[Start of Stored data]

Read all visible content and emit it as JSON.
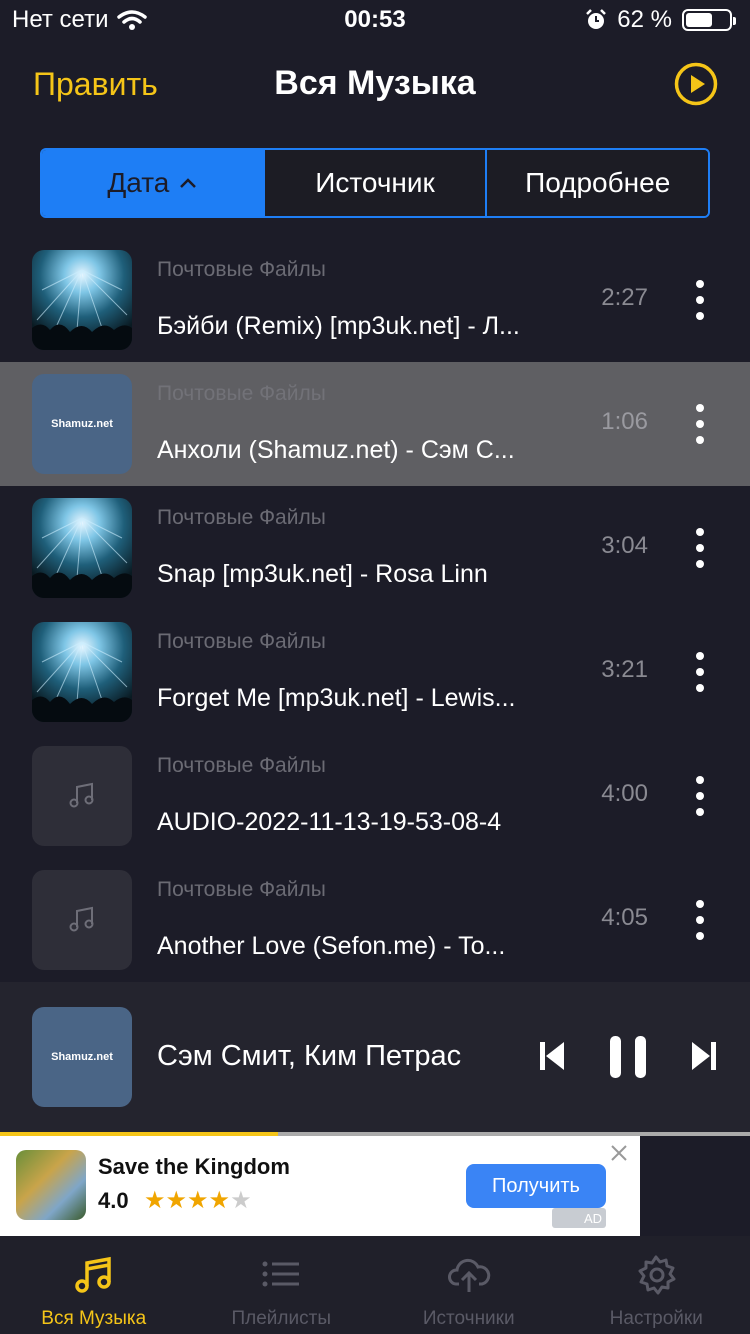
{
  "status_bar": {
    "carrier": "Нет сети",
    "time": "00:53",
    "battery_percent": "62 %",
    "battery_level": 0.62
  },
  "header": {
    "edit_label": "Править",
    "title": "Вся Музыка"
  },
  "sort_tabs": [
    {
      "label": "Дата",
      "active": true
    },
    {
      "label": "Источник",
      "active": false
    },
    {
      "label": "Подробнее",
      "active": false
    }
  ],
  "tracks": [
    {
      "source": "Почтовые Файлы",
      "title": "Бэйби (Remix) [mp3uk.net] - Л...",
      "duration": "2:27",
      "art": "concert"
    },
    {
      "source": "Почтовые Файлы",
      "title": "Анхоли (Shamuz.net) - Сэм С...",
      "duration": "1:06",
      "art": "shamuz",
      "art_text": "Shamuz.net",
      "selected": true
    },
    {
      "source": "Почтовые Файлы",
      "title": "Snap [mp3uk.net] - Rosa Linn",
      "duration": "3:04",
      "art": "concert"
    },
    {
      "source": "Почтовые Файлы",
      "title": "Forget Me [mp3uk.net] - Lewis...",
      "duration": "3:21",
      "art": "concert"
    },
    {
      "source": "Почтовые Файлы",
      "title": "AUDIO-2022-11-13-19-53-08-4",
      "duration": "4:00",
      "art": "music-note"
    },
    {
      "source": "Почтовые Файлы",
      "title": "Another Love (Sefon.me) - To...",
      "duration": "4:05",
      "art": "music-note"
    }
  ],
  "now_playing": {
    "art_text": "Shamuz.net",
    "title": "Сэм Смит, Ким Петрас",
    "progress": 0.37
  },
  "ad": {
    "title": "Save the Kingdom",
    "rating": "4.0",
    "stars_filled": 4,
    "stars_total": 5,
    "button_label": "Получить",
    "badge": "AD"
  },
  "tabbar": [
    {
      "label": "Вся Музыка",
      "icon": "music-note-icon",
      "active": true
    },
    {
      "label": "Плейлисты",
      "icon": "playlist-icon",
      "active": false
    },
    {
      "label": "Источники",
      "icon": "cloud-upload-icon",
      "active": false
    },
    {
      "label": "Настройки",
      "icon": "gear-icon",
      "active": false
    }
  ],
  "colors": {
    "accent": "#f5c518",
    "segment_blue": "#1e7ef5",
    "background": "#1c1c28"
  }
}
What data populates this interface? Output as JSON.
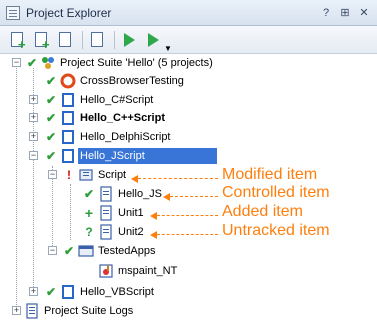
{
  "window": {
    "title": "Project Explorer",
    "buttons": {
      "help": "?",
      "pin": "⊞",
      "close": "✕"
    }
  },
  "toolbar": {
    "icons": [
      "add-project-icon",
      "add-item-icon",
      "add-existing-icon",
      "doc-settings-icon",
      "run-icon",
      "run-dropdown-icon"
    ]
  },
  "tree": {
    "suite_label": "Project Suite 'Hello' (5 projects)",
    "crossbrowser": "CrossBrowserTesting",
    "hello_cs": "Hello_C#Script",
    "hello_cpp": "Hello_C++Script",
    "hello_delphi": "Hello_DelphiScript",
    "hello_js": "Hello_JScript",
    "script": "Script",
    "hello_js_unit": "Hello_JS",
    "unit1": "Unit1",
    "unit2": "Unit2",
    "tested_apps": "TestedApps",
    "mspaint": "mspaint_NT",
    "hello_vb": "Hello_VBScript",
    "suite_logs": "Project Suite Logs"
  },
  "status_symbols": {
    "check": "✔",
    "modified": "!",
    "added": "+",
    "untracked": "?"
  },
  "callouts": {
    "modified": "Modified item",
    "controlled": "Controlled item",
    "added": "Added item",
    "untracked": "Untracked item"
  },
  "colors": {
    "accent": "#ff7f0e",
    "check": "#2e9e3a",
    "modified": "#d01010",
    "selection": "#3875d7"
  }
}
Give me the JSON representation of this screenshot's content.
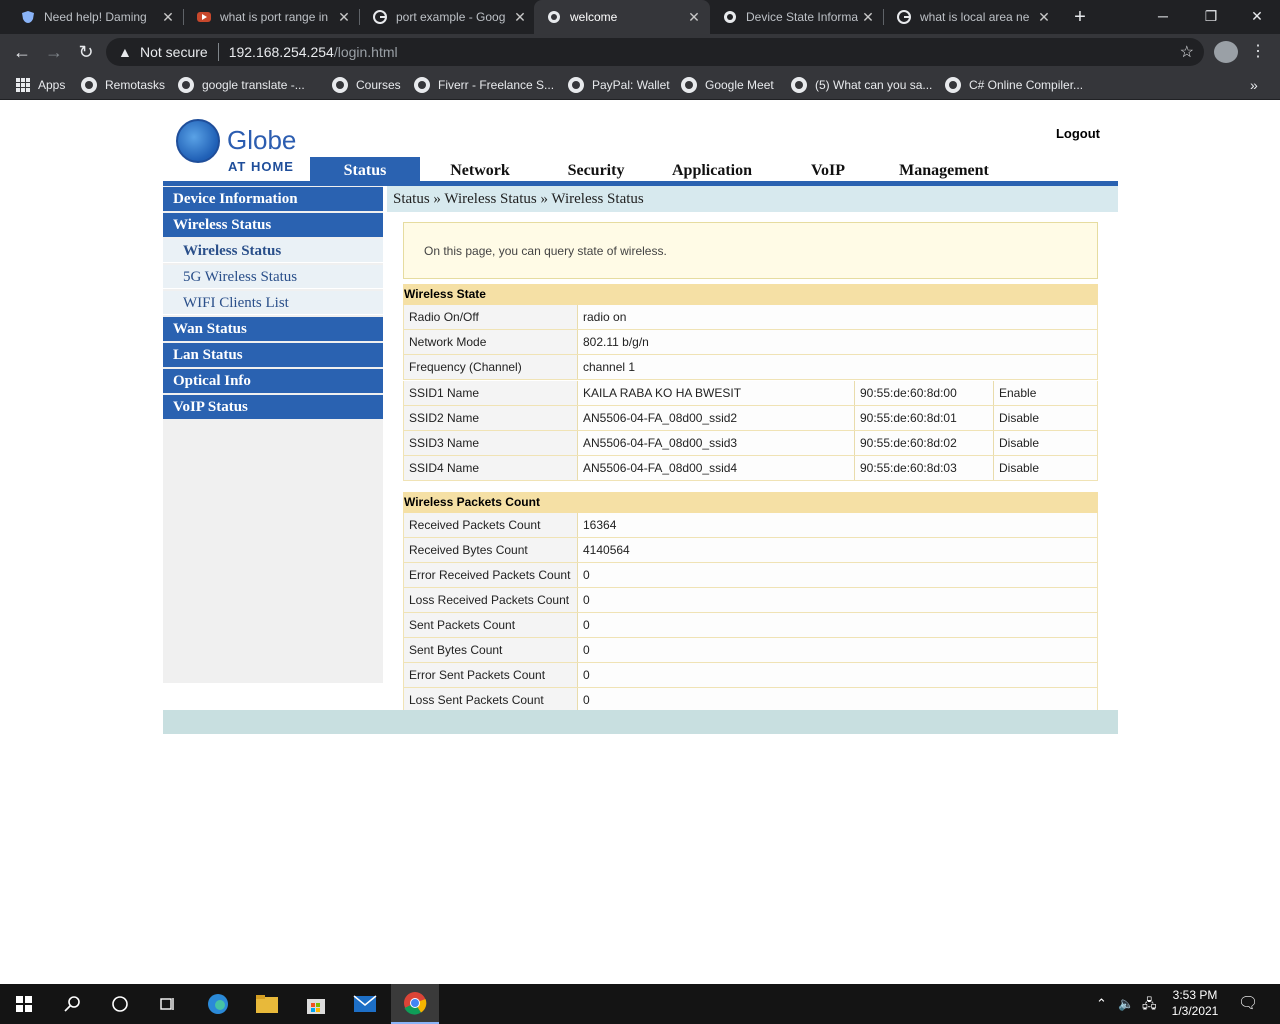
{
  "browser": {
    "tabs": [
      {
        "title": "Need help! Daming",
        "icon": "shield-icon"
      },
      {
        "title": "what is port range in",
        "icon": "youtube-icon"
      },
      {
        "title": "port example - Goog",
        "icon": "google-icon"
      },
      {
        "title": "welcome",
        "icon": "globe-icon",
        "active": true
      },
      {
        "title": "Device State Informa",
        "icon": "globe-icon"
      },
      {
        "title": "what is local area ne",
        "icon": "google-icon"
      }
    ],
    "address": {
      "security_label": "Not secure",
      "host": "192.168.254.254",
      "path": "/login.html"
    },
    "bookmarks": [
      "Apps",
      "Remotasks",
      "google translate -...",
      "Courses",
      "Fiverr - Freelance S...",
      "PayPal: Wallet",
      "Google Meet",
      "(5) What can you sa...",
      "C# Online Compiler..."
    ],
    "more_bookmarks": "»"
  },
  "router": {
    "brand": "Globe",
    "brand_sub": "AT HOME",
    "logout": "Logout",
    "nav": [
      "Status",
      "Network",
      "Security",
      "Application",
      "VoIP",
      "Management"
    ],
    "sidebar": {
      "items": [
        "Device Information",
        "Wireless Status",
        "Wan Status",
        "Lan Status",
        "Optical Info",
        "VoIP Status"
      ],
      "subitems": [
        "Wireless Status",
        "5G Wireless Status",
        "WIFI Clients List"
      ]
    },
    "breadcrumb": "Status » Wireless Status » Wireless Status",
    "info": "On this page, you can query state of wireless.",
    "wireless_state": {
      "title": "Wireless State",
      "rows": [
        {
          "label": "Radio On/Off",
          "value": "radio on"
        },
        {
          "label": "Network Mode",
          "value": "802.11 b/g/n"
        },
        {
          "label": "Frequency (Channel)",
          "value": "channel 1"
        }
      ],
      "ssids": [
        {
          "label": "SSID1 Name",
          "value": "KAILA RABA KO HA BWESIT",
          "mac": "90:55:de:60:8d:00",
          "status": "Enable"
        },
        {
          "label": "SSID2 Name",
          "value": "AN5506-04-FA_08d00_ssid2",
          "mac": "90:55:de:60:8d:01",
          "status": "Disable"
        },
        {
          "label": "SSID3 Name",
          "value": "AN5506-04-FA_08d00_ssid3",
          "mac": "90:55:de:60:8d:02",
          "status": "Disable"
        },
        {
          "label": "SSID4 Name",
          "value": "AN5506-04-FA_08d00_ssid4",
          "mac": "90:55:de:60:8d:03",
          "status": "Disable"
        }
      ]
    },
    "packets": {
      "title": "Wireless Packets Count",
      "rows": [
        {
          "label": "Received Packets Count",
          "value": "16364"
        },
        {
          "label": "Received Bytes Count",
          "value": "4140564"
        },
        {
          "label": "Error Received Packets Count",
          "value": "0"
        },
        {
          "label": "Loss Received Packets Count",
          "value": "0"
        },
        {
          "label": "Sent Packets Count",
          "value": "0"
        },
        {
          "label": "Sent Bytes Count",
          "value": "0"
        },
        {
          "label": "Error Sent Packets Count",
          "value": "0"
        },
        {
          "label": "Loss Sent Packets Count",
          "value": "0"
        }
      ]
    }
  },
  "taskbar": {
    "time": "3:53 PM",
    "date": "1/3/2021"
  },
  "colors": {
    "nav_blue": "#2a62b1",
    "section_header": "#f5e0a5",
    "breadcrumb_bg": "#d7e9ee"
  }
}
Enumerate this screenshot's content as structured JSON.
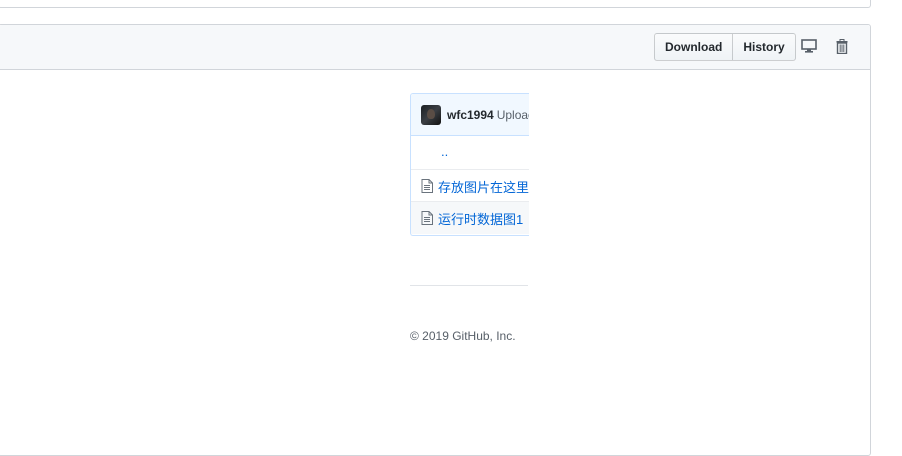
{
  "file_header": {
    "download_label": "Download",
    "history_label": "History",
    "display_icon": "desktop-icon",
    "delete_icon": "trash-icon"
  },
  "embed": {
    "commit": {
      "author": "wfc1994",
      "message_partial": "Uploac"
    },
    "parent_dir": "..",
    "files": [
      {
        "name": "存放图片在这里",
        "icon": "file-icon"
      },
      {
        "name": "运行时数据图1",
        "icon": "file-icon"
      }
    ]
  },
  "footer": {
    "copyright": "© 2019 GitHub, Inc."
  },
  "colors": {
    "link": "#0366d6",
    "header_bg": "#f6f8fa",
    "border": "#d1d5da",
    "commit_bg": "#f1f8ff"
  }
}
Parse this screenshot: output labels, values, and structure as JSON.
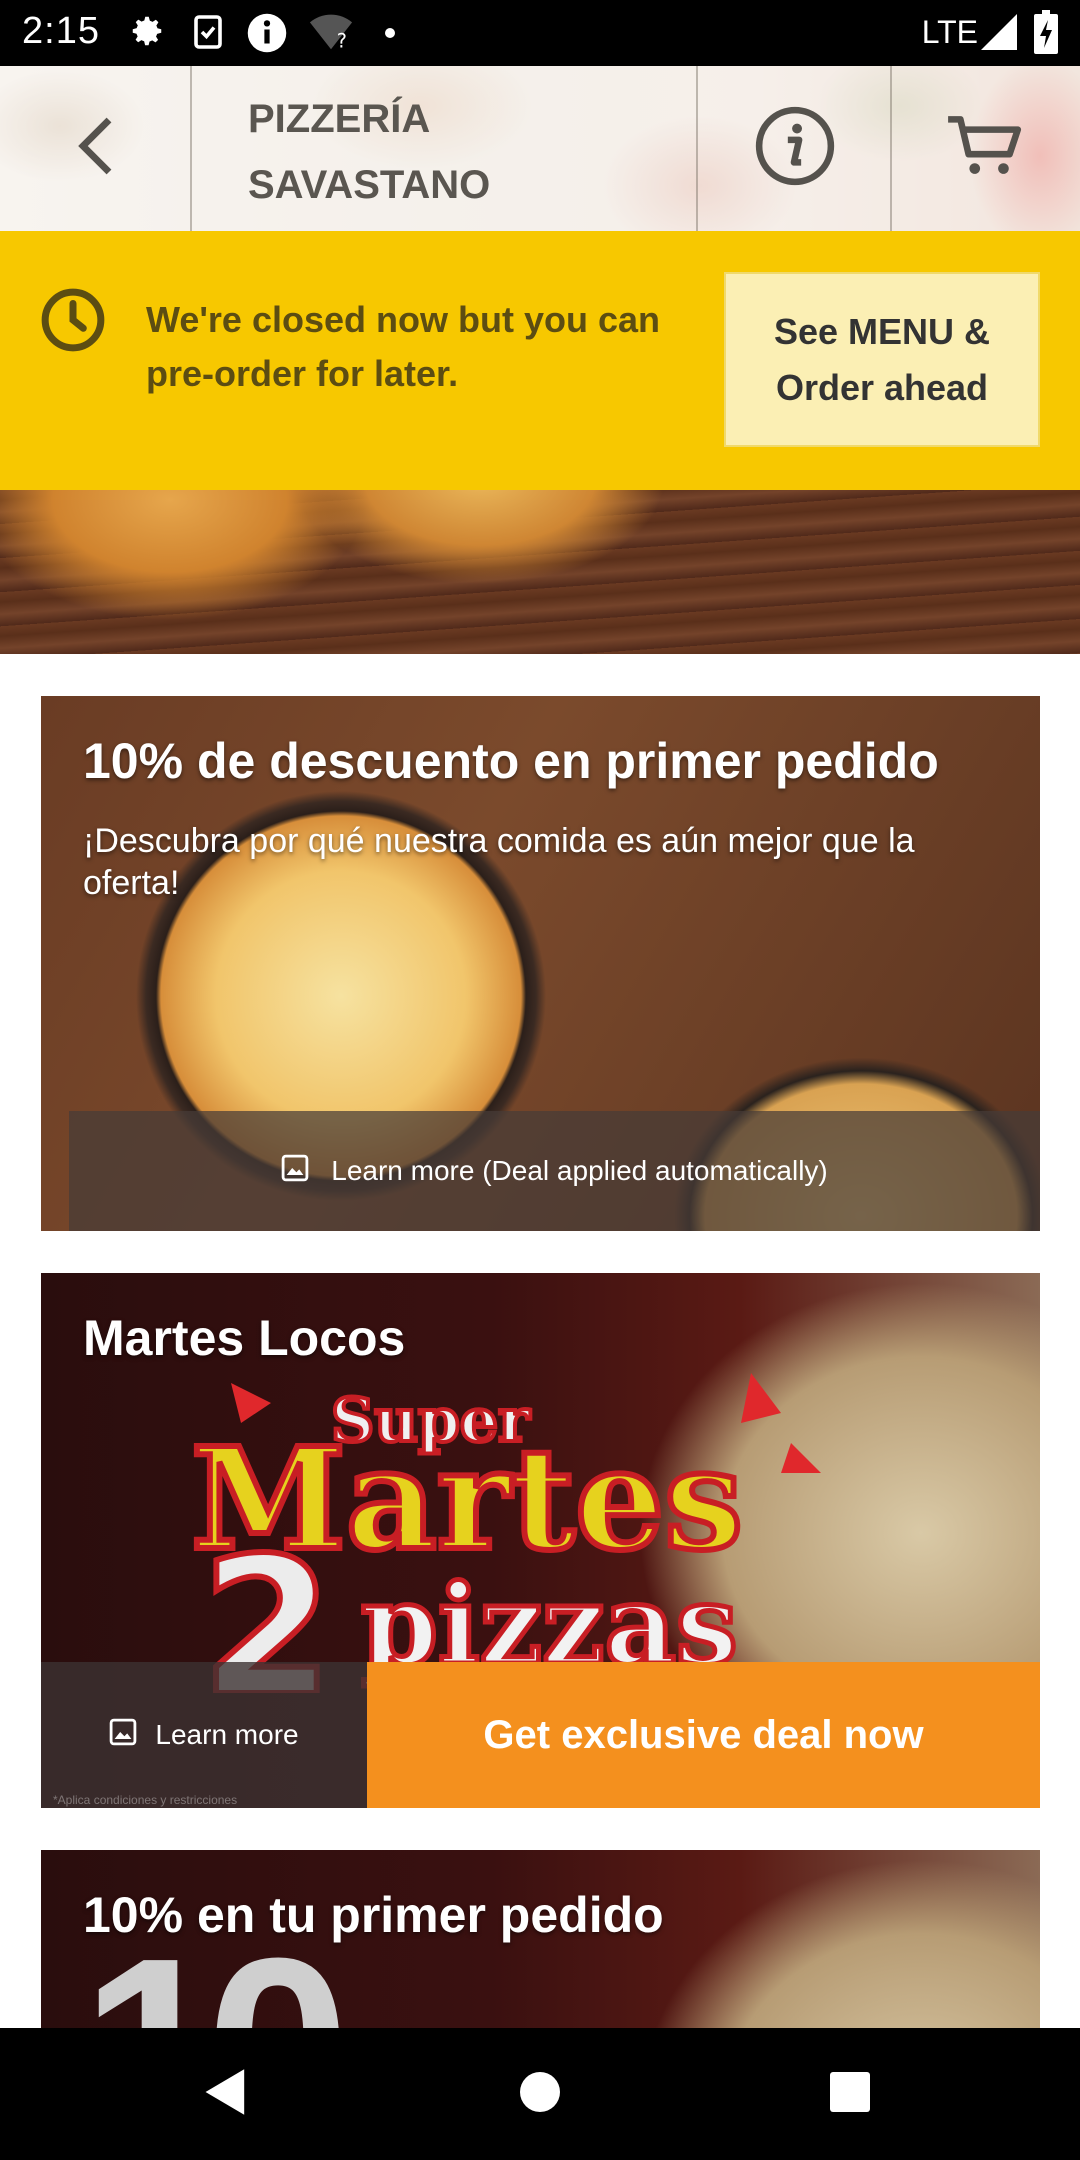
{
  "status_bar": {
    "time": "2:15",
    "network": "LTE",
    "icons": [
      "gear-icon",
      "clipboard-check-icon",
      "info-circle-icon",
      "wifi-question-icon",
      "dot-icon",
      "signal-icon",
      "battery-icon"
    ]
  },
  "header": {
    "title_line1": "PIZZERÍA",
    "title_line2": "SAVASTANO",
    "back_icon": "chevron-left-icon",
    "info_icon": "info-icon",
    "cart_icon": "cart-icon"
  },
  "banner": {
    "message": "We're closed now but you can pre-order for later.",
    "cta_line1": "See MENU &",
    "cta_line2": "Order ahead",
    "background": "#f7c800"
  },
  "deals": [
    {
      "title": "10% de descuento en primer pedido",
      "subtitle": "¡Descubra por qué nuestra comida es aún mejor que la oferta!",
      "learn_more": "Learn more (Deal applied automatically)"
    },
    {
      "title": "Martes Locos",
      "art_line1": "Super",
      "art_line2": "Martes",
      "art_number": "2",
      "art_line3": "pizzas",
      "learn_more": "Learn more",
      "cta": "Get exclusive deal now",
      "fine_print": "*Aplica condiciones y restricciones",
      "cta_color": "#f4901e"
    },
    {
      "title": "10% en tu primer pedido",
      "art_text": "10"
    }
  ],
  "nav_bar": {
    "icons": [
      "back-triangle-icon",
      "home-circle-icon",
      "recents-square-icon"
    ]
  }
}
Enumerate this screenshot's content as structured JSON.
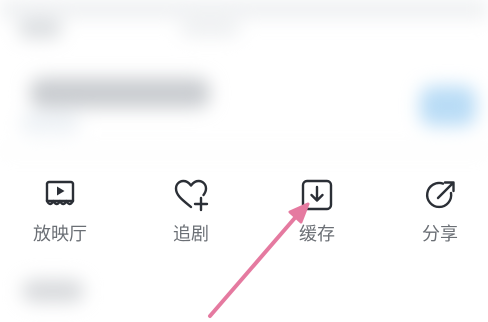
{
  "actions": [
    {
      "id": "theater",
      "label": "放映厅",
      "icon": "theater-icon"
    },
    {
      "id": "follow",
      "label": "追剧",
      "icon": "heart-plus-icon"
    },
    {
      "id": "download",
      "label": "缓存",
      "icon": "download-icon"
    },
    {
      "id": "share",
      "label": "分享",
      "icon": "share-icon"
    }
  ],
  "colors": {
    "icon": "#2b2f36",
    "label": "#6b6f75",
    "annotation": "#e57aa0"
  }
}
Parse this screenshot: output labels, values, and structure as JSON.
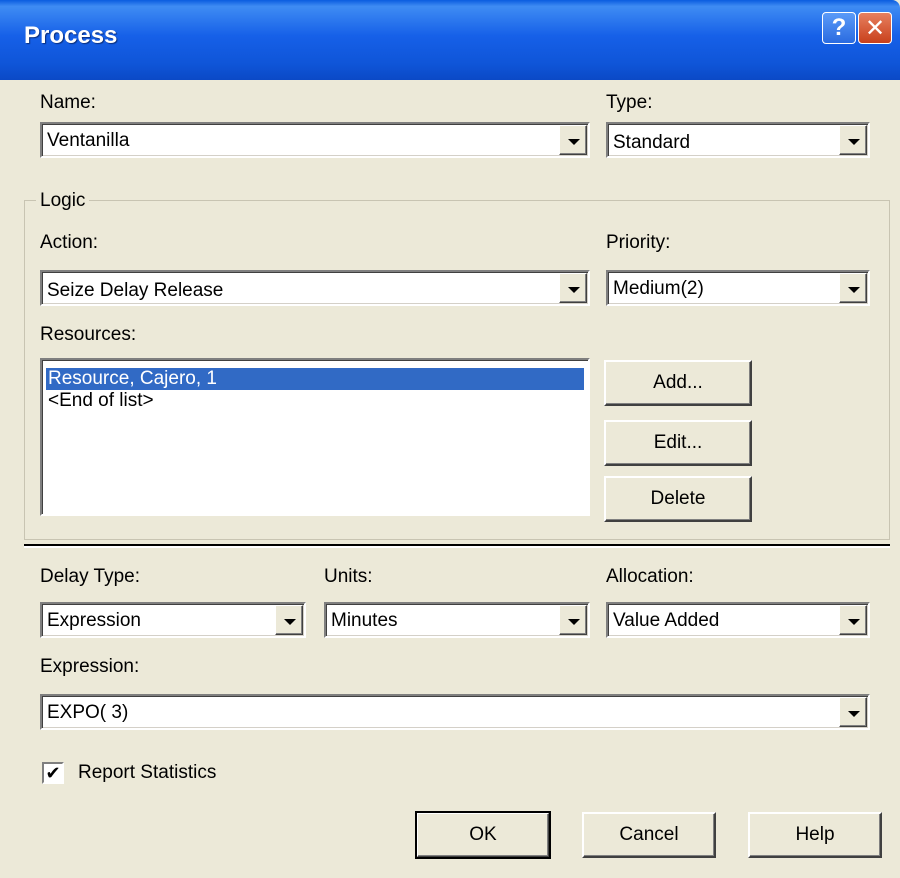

[End of Stored data]

• The request:
List every line from the entries above in which "Bytes" appears.

• Response to the exercise:
          "label": "Received Bytes Count",
          "label": "Sent Bytes Count",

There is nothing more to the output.